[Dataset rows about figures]
------

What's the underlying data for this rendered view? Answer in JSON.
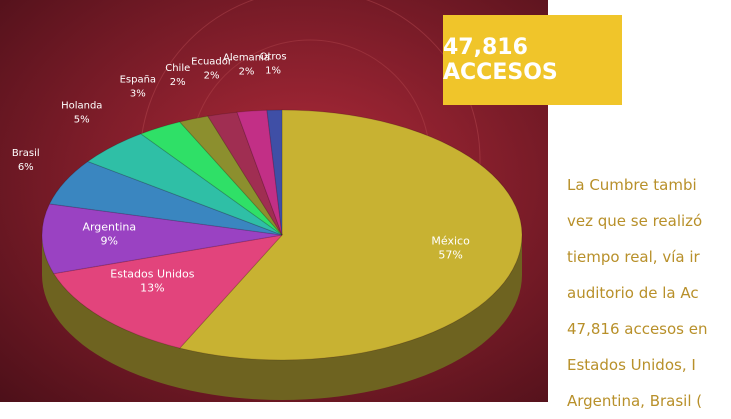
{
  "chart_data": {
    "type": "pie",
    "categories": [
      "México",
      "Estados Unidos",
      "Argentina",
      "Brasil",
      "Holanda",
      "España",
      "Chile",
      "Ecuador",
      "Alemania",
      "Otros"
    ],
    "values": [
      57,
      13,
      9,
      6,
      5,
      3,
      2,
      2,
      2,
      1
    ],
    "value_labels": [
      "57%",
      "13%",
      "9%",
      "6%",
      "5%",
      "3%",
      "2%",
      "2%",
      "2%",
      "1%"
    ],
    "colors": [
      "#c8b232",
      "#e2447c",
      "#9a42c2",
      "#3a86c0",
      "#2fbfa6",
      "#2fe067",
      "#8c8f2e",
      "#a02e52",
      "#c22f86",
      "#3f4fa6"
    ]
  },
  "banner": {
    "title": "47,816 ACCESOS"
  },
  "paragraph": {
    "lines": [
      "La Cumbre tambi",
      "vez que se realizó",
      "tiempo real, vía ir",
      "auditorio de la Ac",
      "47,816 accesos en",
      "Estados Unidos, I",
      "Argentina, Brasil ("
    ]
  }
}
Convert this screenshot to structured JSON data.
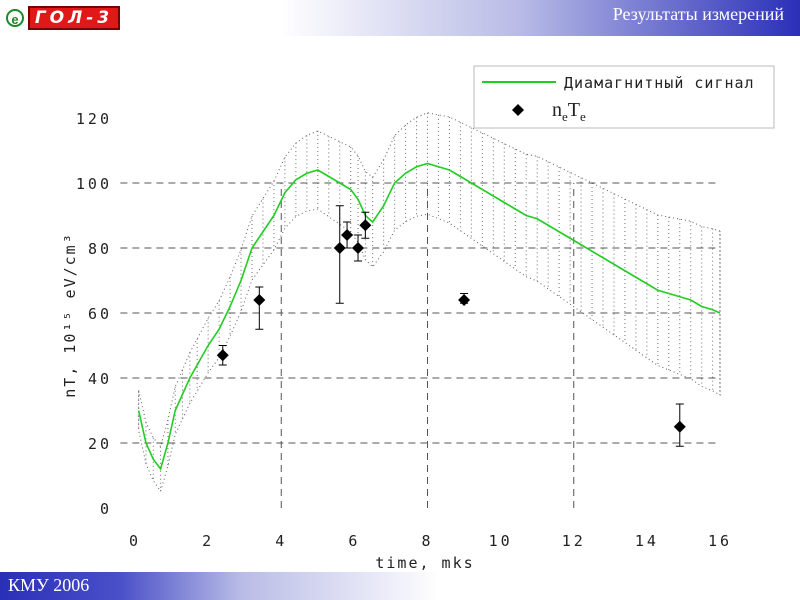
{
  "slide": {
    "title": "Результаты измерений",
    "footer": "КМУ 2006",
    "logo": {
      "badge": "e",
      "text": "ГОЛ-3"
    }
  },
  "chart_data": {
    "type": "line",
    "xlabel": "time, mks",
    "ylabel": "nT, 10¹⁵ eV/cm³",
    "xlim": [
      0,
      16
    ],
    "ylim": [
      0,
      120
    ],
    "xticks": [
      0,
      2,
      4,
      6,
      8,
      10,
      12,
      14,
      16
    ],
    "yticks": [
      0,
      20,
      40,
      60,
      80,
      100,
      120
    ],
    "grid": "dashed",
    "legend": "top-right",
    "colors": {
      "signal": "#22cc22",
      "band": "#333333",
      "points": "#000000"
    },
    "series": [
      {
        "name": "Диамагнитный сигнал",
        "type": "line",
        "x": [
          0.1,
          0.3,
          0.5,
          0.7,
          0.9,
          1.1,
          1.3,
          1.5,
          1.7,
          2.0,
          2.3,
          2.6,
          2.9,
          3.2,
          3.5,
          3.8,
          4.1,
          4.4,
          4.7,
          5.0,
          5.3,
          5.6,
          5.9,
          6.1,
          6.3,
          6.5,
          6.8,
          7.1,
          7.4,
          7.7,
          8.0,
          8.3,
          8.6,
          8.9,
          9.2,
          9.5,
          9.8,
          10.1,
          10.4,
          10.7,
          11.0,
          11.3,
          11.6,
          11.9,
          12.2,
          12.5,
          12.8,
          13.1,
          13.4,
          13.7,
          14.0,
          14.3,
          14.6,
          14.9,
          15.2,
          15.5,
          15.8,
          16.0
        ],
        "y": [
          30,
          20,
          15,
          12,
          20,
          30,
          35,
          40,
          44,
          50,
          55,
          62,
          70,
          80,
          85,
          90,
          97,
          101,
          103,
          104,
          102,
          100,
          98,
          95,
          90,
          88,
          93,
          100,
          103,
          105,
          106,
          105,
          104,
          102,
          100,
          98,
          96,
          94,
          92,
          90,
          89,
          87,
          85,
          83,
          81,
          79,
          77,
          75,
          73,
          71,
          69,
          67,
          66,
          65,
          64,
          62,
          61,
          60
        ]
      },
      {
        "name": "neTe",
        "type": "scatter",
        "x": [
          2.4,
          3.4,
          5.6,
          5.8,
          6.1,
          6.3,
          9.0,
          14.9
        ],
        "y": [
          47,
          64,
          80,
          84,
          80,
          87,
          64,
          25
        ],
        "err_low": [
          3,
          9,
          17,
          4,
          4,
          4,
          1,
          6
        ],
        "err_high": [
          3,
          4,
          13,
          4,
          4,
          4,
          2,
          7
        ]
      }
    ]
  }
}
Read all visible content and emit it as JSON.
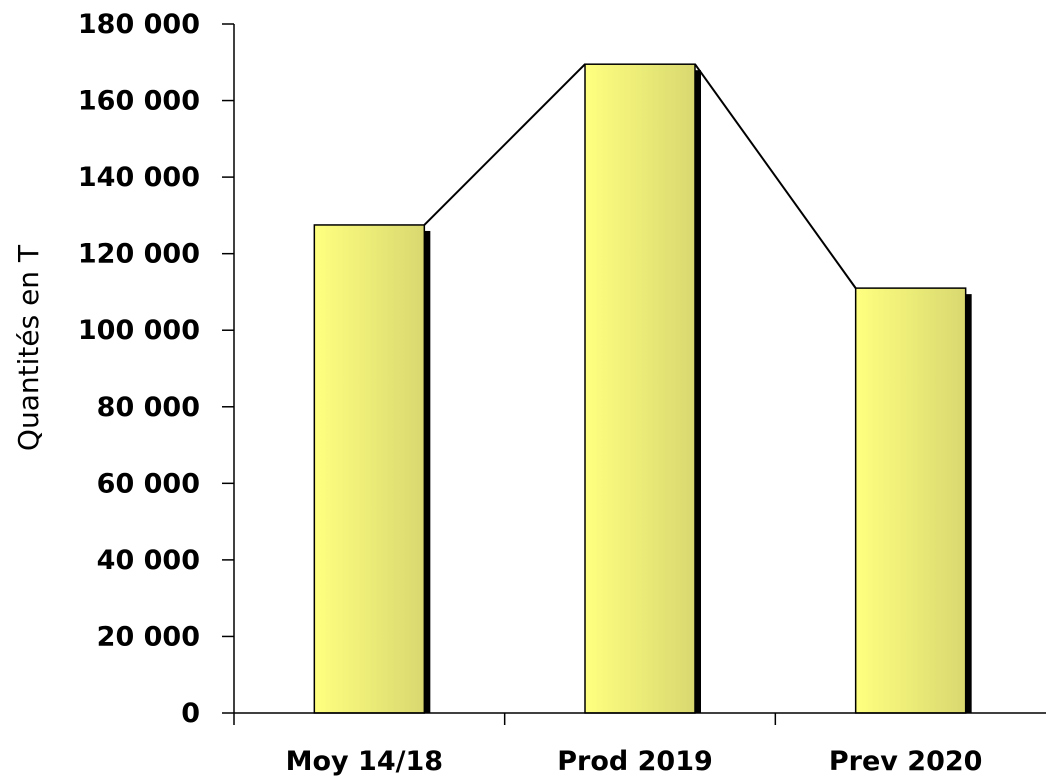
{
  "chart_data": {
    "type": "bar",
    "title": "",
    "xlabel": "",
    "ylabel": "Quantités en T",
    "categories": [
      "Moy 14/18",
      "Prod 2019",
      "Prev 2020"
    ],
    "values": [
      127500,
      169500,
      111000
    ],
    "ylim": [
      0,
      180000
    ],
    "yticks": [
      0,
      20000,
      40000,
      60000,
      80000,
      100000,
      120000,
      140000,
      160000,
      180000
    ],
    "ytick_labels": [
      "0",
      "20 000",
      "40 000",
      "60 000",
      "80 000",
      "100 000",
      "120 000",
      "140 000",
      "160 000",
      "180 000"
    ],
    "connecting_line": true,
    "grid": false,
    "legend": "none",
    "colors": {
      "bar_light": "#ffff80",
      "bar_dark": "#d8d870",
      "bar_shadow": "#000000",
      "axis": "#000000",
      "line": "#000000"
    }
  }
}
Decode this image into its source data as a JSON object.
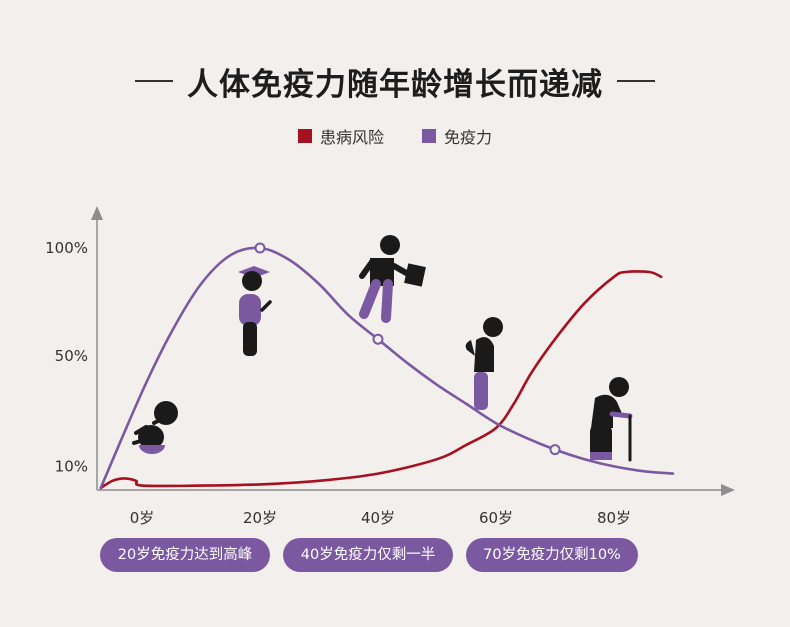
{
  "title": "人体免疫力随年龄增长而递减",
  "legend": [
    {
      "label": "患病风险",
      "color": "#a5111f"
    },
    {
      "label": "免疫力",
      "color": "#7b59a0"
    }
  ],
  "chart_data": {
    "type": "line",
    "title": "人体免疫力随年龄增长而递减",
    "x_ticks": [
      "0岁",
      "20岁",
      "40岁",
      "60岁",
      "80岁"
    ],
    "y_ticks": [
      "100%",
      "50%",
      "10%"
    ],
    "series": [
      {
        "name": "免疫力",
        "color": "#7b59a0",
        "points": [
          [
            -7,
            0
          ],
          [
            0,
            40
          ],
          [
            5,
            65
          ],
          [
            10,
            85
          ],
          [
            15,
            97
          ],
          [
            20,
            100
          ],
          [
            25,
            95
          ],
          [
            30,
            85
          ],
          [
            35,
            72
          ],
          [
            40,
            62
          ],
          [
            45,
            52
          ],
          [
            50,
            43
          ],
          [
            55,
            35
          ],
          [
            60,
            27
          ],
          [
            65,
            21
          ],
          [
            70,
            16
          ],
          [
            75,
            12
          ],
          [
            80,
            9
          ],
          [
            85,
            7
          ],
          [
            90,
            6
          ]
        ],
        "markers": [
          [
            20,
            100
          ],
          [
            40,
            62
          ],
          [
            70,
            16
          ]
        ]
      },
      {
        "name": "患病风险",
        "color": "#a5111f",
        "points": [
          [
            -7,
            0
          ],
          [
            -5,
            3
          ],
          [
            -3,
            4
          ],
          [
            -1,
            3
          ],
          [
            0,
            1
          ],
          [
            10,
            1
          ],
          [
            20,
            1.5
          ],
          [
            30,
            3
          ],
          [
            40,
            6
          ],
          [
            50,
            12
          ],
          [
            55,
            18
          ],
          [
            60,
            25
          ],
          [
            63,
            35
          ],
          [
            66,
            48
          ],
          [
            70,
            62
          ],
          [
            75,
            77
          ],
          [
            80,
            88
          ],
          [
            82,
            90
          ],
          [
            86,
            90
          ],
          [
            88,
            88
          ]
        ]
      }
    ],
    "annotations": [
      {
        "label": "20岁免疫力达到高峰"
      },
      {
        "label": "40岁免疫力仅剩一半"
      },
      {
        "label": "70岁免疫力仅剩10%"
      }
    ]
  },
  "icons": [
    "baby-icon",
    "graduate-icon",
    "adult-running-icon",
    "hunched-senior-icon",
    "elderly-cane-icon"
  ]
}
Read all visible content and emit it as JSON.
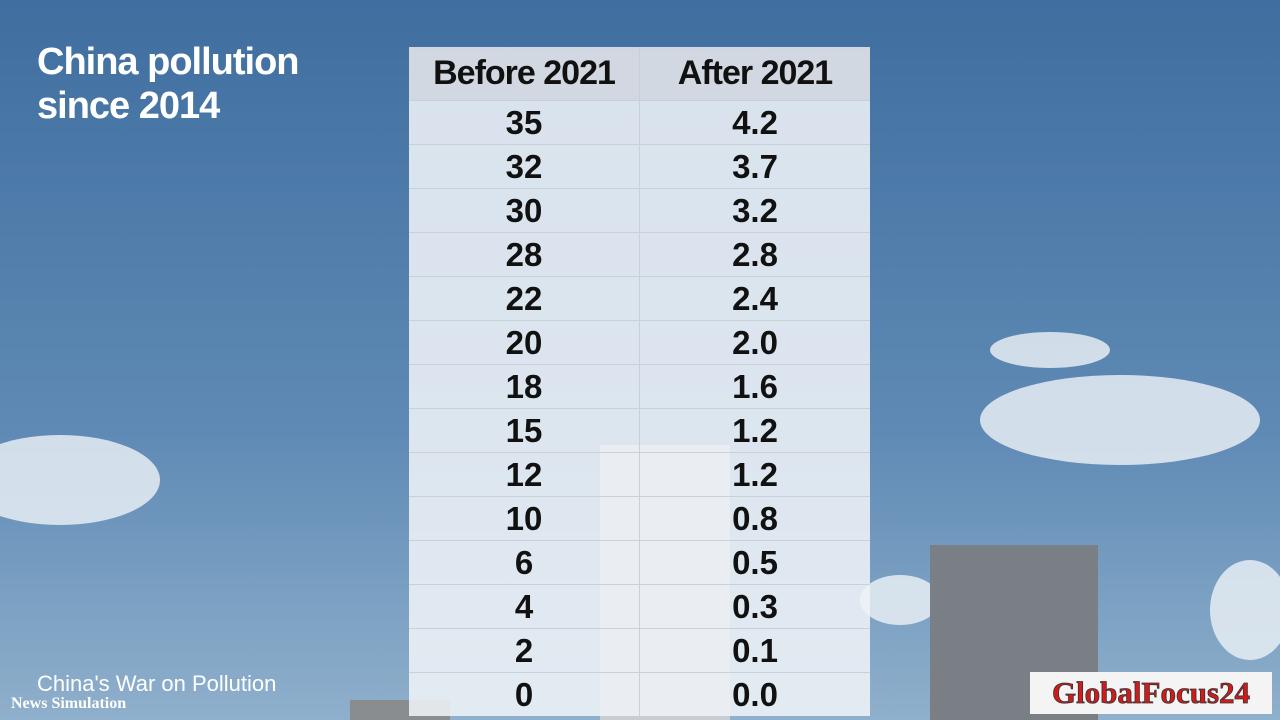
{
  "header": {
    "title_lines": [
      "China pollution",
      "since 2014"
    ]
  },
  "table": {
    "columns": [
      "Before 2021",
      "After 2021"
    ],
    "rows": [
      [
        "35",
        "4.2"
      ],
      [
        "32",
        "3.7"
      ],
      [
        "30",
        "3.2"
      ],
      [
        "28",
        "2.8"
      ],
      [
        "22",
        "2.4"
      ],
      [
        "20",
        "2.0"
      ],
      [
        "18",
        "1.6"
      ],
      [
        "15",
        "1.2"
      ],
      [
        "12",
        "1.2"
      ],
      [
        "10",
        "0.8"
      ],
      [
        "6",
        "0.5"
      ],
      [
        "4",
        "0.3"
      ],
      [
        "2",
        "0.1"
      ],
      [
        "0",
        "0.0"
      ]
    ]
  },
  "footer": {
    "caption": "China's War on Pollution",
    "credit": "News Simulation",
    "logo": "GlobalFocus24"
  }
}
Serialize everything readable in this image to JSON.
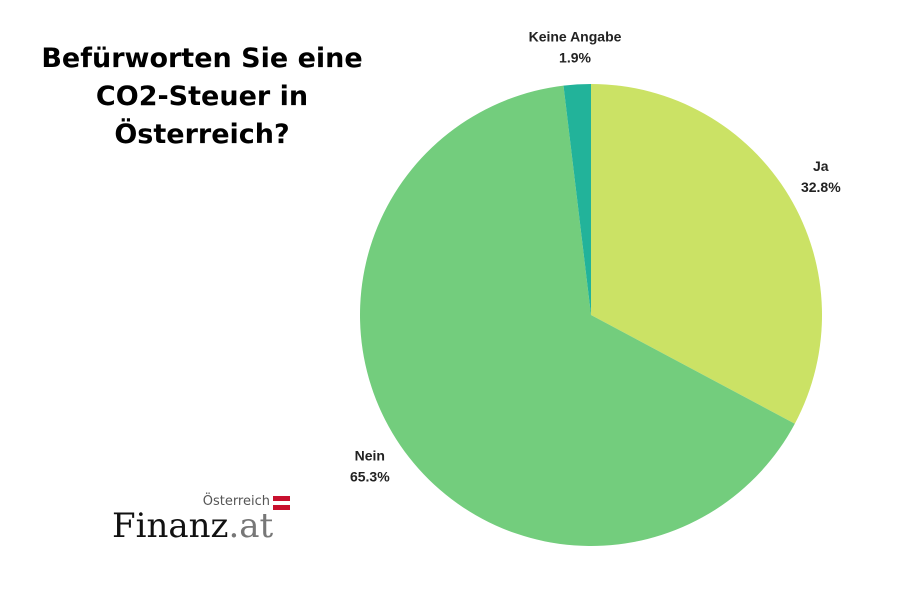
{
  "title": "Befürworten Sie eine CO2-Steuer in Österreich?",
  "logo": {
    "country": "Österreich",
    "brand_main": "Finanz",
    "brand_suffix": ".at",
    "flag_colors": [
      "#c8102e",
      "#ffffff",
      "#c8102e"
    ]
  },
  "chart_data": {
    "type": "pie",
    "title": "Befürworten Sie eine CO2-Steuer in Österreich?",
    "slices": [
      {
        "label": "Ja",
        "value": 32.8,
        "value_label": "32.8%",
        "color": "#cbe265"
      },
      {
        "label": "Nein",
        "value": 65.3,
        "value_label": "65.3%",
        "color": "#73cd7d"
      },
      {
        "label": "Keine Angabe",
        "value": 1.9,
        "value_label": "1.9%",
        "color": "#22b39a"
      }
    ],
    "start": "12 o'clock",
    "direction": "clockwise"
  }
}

------

To be done —
Look above for lines with the word "legend" and copy them all.

Task response —
    "legend": "top-right",
    "legend": "none",
  "legend": [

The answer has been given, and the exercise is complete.